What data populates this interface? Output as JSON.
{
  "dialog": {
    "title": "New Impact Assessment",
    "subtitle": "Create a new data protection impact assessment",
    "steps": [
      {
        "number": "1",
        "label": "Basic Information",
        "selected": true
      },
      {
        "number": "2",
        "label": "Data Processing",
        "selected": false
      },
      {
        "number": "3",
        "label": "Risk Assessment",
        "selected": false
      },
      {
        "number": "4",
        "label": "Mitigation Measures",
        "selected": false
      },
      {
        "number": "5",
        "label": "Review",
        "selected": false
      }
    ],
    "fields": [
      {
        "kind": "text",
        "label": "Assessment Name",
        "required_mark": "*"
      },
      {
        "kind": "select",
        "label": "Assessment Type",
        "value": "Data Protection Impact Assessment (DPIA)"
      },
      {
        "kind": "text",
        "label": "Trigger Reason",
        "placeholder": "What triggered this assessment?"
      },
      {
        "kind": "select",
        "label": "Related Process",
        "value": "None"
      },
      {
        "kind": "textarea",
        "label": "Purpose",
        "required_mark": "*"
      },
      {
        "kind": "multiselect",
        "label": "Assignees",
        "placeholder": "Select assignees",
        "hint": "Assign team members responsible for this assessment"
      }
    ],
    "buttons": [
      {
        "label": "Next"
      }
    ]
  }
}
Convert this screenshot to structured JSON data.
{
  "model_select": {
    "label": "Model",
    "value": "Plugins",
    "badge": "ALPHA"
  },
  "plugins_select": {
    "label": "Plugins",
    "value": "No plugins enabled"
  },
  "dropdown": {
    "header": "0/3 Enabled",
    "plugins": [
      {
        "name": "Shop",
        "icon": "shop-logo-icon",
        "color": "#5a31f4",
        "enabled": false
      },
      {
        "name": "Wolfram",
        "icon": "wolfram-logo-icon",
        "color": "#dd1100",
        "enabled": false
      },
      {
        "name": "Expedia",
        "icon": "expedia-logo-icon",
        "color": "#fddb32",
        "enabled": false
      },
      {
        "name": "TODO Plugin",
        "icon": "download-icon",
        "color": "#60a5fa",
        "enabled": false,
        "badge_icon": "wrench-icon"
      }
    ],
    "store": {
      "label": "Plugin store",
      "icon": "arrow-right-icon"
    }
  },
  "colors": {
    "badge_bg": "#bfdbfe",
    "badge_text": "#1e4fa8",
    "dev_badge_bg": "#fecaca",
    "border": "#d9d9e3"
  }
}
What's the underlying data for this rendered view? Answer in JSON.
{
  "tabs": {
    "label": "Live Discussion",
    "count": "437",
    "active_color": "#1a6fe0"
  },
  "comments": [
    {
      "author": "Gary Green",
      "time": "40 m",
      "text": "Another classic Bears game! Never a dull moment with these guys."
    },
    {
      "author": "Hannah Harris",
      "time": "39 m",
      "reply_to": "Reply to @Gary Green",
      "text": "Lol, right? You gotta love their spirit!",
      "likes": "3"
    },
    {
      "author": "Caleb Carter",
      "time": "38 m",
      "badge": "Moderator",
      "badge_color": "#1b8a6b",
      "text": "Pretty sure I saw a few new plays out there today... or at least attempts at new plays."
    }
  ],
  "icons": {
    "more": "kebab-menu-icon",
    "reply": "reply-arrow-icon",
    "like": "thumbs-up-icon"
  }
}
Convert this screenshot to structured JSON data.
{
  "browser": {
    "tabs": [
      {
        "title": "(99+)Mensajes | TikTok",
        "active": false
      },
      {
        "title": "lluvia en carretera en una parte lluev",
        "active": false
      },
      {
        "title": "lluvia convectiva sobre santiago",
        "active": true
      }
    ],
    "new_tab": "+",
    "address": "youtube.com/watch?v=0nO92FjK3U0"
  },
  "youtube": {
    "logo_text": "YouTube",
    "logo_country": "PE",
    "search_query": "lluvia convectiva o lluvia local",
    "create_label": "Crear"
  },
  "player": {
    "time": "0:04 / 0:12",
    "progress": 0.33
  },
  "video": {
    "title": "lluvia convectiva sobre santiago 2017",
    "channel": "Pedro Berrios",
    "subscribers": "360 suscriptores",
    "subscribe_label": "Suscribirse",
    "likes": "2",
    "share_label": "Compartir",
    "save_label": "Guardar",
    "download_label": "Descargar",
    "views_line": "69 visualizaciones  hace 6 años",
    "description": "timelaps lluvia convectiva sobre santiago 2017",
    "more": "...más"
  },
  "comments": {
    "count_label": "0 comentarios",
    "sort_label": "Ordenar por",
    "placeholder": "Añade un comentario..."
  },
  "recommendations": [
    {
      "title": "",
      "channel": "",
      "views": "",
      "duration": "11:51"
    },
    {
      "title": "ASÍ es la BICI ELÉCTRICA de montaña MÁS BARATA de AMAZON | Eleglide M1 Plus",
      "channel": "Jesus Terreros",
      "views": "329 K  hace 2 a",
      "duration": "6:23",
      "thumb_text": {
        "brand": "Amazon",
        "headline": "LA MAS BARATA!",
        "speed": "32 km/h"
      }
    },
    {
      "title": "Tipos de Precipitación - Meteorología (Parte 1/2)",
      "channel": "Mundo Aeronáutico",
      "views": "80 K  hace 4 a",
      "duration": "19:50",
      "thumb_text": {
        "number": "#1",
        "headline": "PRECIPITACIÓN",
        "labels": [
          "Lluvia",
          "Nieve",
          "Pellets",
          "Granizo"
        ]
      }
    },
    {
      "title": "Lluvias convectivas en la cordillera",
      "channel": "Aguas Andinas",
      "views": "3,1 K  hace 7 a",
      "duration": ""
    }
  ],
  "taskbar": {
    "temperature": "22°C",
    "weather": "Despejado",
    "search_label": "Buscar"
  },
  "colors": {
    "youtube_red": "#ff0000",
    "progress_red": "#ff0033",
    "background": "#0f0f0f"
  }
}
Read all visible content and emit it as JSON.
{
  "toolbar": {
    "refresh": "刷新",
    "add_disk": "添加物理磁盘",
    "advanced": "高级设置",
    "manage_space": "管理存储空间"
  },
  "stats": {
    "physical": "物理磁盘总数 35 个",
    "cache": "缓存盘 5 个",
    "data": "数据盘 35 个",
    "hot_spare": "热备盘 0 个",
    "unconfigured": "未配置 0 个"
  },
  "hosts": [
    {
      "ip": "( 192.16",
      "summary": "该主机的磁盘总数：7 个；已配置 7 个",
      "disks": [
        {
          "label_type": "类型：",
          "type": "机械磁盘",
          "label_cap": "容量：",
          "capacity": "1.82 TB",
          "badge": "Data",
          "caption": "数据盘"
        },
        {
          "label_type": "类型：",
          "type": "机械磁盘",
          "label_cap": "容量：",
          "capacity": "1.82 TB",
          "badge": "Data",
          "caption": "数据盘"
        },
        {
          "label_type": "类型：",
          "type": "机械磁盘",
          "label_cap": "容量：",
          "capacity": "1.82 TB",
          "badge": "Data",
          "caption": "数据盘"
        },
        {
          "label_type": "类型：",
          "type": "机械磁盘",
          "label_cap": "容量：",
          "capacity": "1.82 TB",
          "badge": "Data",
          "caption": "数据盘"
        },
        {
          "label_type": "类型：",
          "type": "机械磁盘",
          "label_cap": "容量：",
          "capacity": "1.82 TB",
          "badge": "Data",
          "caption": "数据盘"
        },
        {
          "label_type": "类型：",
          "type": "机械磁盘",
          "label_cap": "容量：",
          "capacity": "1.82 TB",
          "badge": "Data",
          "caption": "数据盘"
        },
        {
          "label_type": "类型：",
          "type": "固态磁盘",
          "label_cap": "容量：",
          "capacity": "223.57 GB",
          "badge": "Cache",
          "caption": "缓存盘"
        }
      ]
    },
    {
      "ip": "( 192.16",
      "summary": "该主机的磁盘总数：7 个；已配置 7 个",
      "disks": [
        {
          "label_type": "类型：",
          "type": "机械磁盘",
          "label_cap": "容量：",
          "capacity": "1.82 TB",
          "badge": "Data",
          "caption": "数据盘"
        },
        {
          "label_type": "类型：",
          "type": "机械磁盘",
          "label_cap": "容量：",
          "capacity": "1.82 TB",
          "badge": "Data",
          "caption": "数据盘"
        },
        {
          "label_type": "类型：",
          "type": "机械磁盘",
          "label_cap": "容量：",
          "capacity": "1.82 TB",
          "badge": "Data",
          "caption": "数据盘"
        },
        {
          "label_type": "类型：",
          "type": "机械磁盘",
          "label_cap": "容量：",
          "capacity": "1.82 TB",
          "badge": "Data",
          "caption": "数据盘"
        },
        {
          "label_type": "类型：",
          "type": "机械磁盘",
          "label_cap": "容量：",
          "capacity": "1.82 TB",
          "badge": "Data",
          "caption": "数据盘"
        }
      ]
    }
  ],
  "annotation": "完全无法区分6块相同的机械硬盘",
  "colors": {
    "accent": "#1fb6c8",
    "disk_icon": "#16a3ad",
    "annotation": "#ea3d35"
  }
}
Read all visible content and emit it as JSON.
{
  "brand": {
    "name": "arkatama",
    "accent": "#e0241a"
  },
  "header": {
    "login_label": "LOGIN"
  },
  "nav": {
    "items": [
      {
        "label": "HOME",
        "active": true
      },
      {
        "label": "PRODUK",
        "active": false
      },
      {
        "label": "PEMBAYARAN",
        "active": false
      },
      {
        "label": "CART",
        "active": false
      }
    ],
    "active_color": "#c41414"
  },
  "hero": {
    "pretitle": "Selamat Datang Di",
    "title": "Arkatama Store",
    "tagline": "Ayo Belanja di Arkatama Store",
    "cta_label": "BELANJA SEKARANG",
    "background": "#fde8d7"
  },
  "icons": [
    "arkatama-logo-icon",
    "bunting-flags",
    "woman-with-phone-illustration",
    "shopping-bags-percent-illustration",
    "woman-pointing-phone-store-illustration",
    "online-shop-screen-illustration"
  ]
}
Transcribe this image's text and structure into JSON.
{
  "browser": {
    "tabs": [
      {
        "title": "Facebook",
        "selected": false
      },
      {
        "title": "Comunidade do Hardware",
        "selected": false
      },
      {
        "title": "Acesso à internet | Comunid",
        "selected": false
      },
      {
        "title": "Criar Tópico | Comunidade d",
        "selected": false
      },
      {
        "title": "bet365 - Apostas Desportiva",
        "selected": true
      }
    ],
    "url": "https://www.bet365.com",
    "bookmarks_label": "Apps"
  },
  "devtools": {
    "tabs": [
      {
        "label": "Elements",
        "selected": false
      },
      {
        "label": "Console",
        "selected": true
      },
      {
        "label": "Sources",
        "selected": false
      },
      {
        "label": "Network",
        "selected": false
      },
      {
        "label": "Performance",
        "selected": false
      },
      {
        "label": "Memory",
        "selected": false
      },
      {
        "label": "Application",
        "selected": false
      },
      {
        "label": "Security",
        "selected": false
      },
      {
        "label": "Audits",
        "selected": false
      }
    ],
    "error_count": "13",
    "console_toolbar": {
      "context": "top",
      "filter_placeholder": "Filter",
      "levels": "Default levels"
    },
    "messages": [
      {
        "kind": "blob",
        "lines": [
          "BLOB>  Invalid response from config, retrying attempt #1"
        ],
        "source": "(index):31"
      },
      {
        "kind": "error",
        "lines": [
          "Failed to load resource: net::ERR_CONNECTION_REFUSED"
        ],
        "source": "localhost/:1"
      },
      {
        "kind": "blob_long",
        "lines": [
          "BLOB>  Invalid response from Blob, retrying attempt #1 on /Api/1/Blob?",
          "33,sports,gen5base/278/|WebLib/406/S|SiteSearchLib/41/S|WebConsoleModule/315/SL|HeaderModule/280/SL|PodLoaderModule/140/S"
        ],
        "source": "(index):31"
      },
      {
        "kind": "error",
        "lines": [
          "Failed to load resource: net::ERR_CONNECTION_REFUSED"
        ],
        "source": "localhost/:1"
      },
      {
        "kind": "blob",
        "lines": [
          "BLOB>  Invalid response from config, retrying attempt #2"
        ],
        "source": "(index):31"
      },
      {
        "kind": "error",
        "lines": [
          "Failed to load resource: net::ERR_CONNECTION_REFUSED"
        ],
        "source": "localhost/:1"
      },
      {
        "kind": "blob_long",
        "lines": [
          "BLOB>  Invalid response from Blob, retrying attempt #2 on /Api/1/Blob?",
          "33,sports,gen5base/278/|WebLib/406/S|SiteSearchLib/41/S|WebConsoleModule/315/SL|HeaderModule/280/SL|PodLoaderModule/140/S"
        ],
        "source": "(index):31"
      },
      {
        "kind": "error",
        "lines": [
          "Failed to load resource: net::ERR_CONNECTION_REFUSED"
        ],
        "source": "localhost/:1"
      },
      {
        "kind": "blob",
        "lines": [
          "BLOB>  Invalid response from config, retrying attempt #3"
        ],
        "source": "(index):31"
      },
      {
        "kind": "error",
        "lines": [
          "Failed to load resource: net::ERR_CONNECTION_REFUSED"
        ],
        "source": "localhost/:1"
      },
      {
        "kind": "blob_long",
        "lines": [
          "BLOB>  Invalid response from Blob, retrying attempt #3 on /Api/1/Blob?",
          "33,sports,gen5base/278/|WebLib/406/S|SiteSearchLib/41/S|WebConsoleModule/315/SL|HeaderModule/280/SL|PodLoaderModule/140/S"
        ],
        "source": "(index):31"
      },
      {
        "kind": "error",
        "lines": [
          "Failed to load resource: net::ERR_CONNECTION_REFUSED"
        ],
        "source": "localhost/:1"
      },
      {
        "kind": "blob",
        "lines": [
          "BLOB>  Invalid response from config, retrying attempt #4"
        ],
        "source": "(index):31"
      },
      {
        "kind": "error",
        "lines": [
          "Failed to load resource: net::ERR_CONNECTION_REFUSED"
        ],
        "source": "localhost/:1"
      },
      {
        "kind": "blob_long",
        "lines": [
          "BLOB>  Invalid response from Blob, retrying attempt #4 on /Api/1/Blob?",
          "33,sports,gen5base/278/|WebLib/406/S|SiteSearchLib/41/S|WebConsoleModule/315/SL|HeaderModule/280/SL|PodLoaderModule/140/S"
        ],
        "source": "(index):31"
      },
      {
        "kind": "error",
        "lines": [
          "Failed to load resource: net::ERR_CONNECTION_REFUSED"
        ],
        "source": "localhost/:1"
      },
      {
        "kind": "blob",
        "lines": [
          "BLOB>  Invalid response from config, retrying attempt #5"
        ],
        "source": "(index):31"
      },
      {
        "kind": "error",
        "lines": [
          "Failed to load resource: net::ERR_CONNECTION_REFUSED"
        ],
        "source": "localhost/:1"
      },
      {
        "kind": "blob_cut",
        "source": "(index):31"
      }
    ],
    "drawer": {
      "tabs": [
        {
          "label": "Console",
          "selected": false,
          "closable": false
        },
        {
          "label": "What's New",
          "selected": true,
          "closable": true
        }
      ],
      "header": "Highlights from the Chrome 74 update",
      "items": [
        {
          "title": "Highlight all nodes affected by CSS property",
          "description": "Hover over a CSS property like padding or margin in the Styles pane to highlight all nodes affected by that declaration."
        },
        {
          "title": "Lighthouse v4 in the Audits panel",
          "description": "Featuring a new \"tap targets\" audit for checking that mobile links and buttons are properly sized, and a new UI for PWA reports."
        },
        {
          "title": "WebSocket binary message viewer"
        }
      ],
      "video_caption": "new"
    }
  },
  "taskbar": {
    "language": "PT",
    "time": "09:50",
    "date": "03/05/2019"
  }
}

-*-

#### [Goal]
Show the lines of the data that hold the word "this".

#### [The completed task]
What data populates this interface? Output as JSON.
        "placeholder": "What triggered this assessment?"
        "hint": "Assign team members responsible for this assessment"
Convert this screenshot to structured JSON data.
What's the underlying data for this rendered view? Answer in JSON.
Convert this screenshot to structured JSON data.
Transcribe this image's text and structure into JSON.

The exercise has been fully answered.